[Source material]:
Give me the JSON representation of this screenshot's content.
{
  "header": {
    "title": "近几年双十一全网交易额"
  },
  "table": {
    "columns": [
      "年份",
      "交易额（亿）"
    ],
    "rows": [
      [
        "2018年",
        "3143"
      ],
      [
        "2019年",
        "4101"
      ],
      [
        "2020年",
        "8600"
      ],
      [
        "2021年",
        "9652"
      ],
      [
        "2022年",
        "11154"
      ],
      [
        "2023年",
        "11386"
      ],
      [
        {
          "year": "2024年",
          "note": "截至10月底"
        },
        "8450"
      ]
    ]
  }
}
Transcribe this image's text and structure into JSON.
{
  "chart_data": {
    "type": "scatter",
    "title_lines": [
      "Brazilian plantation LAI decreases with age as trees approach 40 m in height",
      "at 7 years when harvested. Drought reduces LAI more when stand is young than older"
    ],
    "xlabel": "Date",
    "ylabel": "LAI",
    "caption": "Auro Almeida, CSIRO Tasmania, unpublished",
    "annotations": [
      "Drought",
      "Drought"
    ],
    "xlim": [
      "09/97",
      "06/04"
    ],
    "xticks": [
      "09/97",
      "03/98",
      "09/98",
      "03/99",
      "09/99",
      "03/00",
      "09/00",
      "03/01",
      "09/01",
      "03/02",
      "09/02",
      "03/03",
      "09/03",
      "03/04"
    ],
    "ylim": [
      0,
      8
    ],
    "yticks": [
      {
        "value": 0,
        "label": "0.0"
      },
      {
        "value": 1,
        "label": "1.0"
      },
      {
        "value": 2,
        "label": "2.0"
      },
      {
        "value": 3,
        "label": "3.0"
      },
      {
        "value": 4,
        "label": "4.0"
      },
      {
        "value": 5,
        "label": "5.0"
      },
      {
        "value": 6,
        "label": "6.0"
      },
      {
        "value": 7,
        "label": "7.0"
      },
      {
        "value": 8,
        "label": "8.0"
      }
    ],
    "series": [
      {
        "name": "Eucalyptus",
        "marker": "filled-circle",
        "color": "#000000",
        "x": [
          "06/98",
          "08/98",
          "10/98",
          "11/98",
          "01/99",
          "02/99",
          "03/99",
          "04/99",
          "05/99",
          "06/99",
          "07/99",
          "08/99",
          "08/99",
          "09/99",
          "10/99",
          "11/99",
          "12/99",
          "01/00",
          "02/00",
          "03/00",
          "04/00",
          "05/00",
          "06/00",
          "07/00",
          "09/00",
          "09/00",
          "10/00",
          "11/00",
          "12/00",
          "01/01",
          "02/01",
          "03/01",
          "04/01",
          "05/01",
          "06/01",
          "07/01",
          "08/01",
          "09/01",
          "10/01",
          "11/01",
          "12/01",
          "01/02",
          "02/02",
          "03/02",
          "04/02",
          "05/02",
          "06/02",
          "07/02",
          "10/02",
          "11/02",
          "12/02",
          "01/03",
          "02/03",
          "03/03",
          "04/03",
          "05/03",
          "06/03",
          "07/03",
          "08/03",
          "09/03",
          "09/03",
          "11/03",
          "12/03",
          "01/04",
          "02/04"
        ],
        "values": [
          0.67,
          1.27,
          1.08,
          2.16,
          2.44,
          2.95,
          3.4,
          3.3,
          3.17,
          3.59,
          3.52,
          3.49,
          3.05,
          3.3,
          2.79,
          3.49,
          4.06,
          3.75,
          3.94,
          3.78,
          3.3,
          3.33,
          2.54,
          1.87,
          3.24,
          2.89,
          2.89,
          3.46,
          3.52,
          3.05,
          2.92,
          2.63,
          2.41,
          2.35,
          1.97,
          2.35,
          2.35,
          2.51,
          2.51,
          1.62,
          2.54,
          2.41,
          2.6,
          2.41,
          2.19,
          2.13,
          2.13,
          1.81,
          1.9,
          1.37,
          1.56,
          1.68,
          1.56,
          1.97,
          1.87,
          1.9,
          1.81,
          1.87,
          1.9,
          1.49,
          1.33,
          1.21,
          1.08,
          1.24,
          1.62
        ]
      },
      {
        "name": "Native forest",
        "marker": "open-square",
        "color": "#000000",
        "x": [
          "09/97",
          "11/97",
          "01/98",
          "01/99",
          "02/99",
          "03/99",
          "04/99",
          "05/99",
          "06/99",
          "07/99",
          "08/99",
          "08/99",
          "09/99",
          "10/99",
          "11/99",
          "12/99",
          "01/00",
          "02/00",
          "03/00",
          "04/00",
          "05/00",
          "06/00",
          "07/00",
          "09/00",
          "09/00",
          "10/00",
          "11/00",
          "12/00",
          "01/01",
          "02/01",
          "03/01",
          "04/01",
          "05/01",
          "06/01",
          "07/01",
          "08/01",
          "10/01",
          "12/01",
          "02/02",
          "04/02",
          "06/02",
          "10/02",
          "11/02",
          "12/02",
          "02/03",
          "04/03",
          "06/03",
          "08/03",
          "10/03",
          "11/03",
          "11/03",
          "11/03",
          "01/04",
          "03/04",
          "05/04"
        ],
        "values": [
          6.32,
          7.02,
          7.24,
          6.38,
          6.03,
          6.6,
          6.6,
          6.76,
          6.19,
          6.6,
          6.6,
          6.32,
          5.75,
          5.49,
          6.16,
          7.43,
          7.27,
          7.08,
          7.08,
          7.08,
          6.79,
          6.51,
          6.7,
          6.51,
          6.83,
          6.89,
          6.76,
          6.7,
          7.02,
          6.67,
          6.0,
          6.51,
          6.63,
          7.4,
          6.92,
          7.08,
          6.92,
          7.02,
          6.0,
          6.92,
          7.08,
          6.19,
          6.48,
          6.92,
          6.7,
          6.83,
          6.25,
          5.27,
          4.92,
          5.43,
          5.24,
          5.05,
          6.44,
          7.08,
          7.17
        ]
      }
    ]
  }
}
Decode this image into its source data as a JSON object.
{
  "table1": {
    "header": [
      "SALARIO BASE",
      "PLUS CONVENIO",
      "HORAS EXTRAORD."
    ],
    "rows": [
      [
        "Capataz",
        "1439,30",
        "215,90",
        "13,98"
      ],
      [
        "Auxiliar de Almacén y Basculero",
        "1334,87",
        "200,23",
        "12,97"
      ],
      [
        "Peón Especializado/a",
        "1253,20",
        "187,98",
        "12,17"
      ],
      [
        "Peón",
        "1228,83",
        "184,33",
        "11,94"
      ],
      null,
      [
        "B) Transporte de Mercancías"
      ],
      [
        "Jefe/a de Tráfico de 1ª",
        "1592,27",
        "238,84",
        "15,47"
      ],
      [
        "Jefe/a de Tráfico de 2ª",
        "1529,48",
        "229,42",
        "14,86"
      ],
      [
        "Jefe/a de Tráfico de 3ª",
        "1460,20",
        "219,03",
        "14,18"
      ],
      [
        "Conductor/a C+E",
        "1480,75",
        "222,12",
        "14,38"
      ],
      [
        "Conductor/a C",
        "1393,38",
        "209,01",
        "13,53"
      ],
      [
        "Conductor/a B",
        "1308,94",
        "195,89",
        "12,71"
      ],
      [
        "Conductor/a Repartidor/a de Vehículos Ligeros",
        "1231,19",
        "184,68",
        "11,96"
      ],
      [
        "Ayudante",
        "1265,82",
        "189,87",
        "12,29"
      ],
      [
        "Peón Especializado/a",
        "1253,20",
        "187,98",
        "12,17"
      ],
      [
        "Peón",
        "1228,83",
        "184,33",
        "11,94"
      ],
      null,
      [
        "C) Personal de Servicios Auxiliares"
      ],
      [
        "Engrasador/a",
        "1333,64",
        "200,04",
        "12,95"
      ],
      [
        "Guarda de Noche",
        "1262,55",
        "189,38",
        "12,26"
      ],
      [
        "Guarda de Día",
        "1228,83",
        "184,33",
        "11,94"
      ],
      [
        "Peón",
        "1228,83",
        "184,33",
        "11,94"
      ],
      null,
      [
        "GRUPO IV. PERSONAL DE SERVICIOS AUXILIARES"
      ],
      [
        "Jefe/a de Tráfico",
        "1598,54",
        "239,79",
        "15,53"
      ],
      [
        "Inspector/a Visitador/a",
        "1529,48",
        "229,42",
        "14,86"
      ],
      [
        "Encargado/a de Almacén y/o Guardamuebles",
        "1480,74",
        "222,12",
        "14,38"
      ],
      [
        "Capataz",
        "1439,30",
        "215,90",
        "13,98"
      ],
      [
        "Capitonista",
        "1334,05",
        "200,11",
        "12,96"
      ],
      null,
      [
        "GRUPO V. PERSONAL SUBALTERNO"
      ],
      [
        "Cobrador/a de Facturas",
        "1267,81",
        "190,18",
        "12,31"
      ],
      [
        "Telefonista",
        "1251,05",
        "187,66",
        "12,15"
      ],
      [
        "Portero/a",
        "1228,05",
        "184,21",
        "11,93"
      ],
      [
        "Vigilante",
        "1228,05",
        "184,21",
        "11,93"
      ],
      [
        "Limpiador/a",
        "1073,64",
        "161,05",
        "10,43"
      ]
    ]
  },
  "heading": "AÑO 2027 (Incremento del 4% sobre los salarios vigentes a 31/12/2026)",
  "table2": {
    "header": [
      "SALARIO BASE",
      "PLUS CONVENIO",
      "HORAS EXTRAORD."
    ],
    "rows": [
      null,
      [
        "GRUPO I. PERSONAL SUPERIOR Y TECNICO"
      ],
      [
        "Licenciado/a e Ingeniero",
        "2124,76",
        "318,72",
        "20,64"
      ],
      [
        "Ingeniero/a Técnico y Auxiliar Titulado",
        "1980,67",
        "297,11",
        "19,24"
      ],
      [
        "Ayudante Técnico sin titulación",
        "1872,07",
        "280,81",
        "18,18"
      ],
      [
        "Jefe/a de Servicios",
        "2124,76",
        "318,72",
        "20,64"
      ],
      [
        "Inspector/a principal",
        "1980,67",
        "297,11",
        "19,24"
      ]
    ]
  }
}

[Instructions for the task]: The required answer is a single number: the count of lines in the entries that hold the string "image".

[Exercise output]: 2